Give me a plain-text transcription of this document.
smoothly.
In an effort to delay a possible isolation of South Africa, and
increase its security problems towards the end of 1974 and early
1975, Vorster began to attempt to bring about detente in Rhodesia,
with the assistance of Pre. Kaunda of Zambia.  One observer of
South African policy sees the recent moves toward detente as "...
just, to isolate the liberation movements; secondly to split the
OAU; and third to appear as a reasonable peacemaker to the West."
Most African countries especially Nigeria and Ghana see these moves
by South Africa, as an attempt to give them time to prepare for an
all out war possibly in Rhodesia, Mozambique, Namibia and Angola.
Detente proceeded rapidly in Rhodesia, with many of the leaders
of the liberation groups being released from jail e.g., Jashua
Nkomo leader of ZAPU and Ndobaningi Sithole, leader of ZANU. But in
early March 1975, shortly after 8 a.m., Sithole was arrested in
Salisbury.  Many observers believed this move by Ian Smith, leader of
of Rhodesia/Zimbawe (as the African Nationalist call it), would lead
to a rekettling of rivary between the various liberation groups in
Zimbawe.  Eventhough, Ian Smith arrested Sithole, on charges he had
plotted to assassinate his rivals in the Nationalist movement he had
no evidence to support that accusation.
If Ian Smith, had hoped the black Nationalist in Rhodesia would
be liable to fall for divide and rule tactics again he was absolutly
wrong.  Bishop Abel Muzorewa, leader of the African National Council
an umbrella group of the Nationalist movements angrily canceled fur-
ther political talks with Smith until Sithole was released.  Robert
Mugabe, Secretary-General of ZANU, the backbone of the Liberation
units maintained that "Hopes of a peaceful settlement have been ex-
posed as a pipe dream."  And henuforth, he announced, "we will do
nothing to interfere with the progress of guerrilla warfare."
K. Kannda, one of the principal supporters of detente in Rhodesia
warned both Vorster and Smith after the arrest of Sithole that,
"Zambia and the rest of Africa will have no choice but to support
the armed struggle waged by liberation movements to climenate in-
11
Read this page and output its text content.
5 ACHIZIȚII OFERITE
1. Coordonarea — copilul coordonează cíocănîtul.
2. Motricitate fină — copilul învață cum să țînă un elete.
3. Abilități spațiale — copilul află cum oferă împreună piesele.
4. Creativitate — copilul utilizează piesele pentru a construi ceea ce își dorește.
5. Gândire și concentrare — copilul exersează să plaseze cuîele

• _Stated goal_
Print the whole listing exactly as it is.

• _Written answer_
Give me a plain-text transcription of this document.
smoothly.
In an effort to delay a possible isolation of South Africa, and
increase its security problems towards the end of 1974 and early
1975, Vorster began to attempt to bring about detente in Rhodesia,
with the assistance of Pre. Kaunda of Zambia.  One observer of
South African policy sees the recent moves toward detente as "...
just, to isolate the liberation movements; secondly to split the
OAU; and third to appear as a reasonable peacemaker to the West."
Most African countries especially Nigeria and Ghana see these moves
by South Africa, as an attempt to give them time to prepare for an
all out war possibly in Rhodesia, Mozambique, Namibia and Angola.
Detente proceeded rapidly in Rhodesia, with many of the leaders
of the liberation groups being released from jail e.g., Jashua
Nkomo leader of ZAPU and Ndobaningi Sithole, leader of ZANU. But in
early March 1975, shortly after 8 a.m., Sithole was arrested in
Salisbury.  Many observers believed this move by Ian Smith, leader of
of Rhodesia/Zimbawe (as the African Nationalist call it), would lead
to a rekettling of rivary between the various liberation groups in
Zimbawe.  Eventhough, Ian Smith arrested Sithole, on charges he had
plotted to assassinate his rivals in the Nationalist movement he had
no evidence to support that accusation.
If Ian Smith, had hoped the black Nationalist in Rhodesia would
be liable to fall for divide and rule tactics again he was absolutly
wrong.  Bishop Abel Muzorewa, leader of the African National Council
an umbrella group of the Nationalist movements angrily canceled fur-
ther political talks with Smith until Sithole was released.  Robert
Mugabe, Secretary-General of ZANU, the backbone of the Liberation
units maintained that "Hopes of a peaceful settlement have been ex-
posed as a pipe dream."  And henuforth, he announced, "we will do
nothing to interfere with the progress of guerrilla warfare."
K. Kannda, one of the principal supporters of detente in Rhodesia
warned both Vorster and Smith after the arrest of Sithole that,
"Zambia and the rest of Africa will have no choice but to support
the armed struggle waged by liberation movements to climenate in-
11
Read this page and output its text content.
5 ACHIZIȚII OFERITE
1. Coordonarea — copilul coordonează cíocănîtul.
2. Motricitate fină — copilul învață cum să țînă un elete.
3. Abilități spațiale — copilul află cum oferă împreună piesele.
4. Creativitate — copilul utilizează piesele pentru a construi ceea ce își dorește.
5. Gândire și concentrare — copilul exersează să plaseze cuîele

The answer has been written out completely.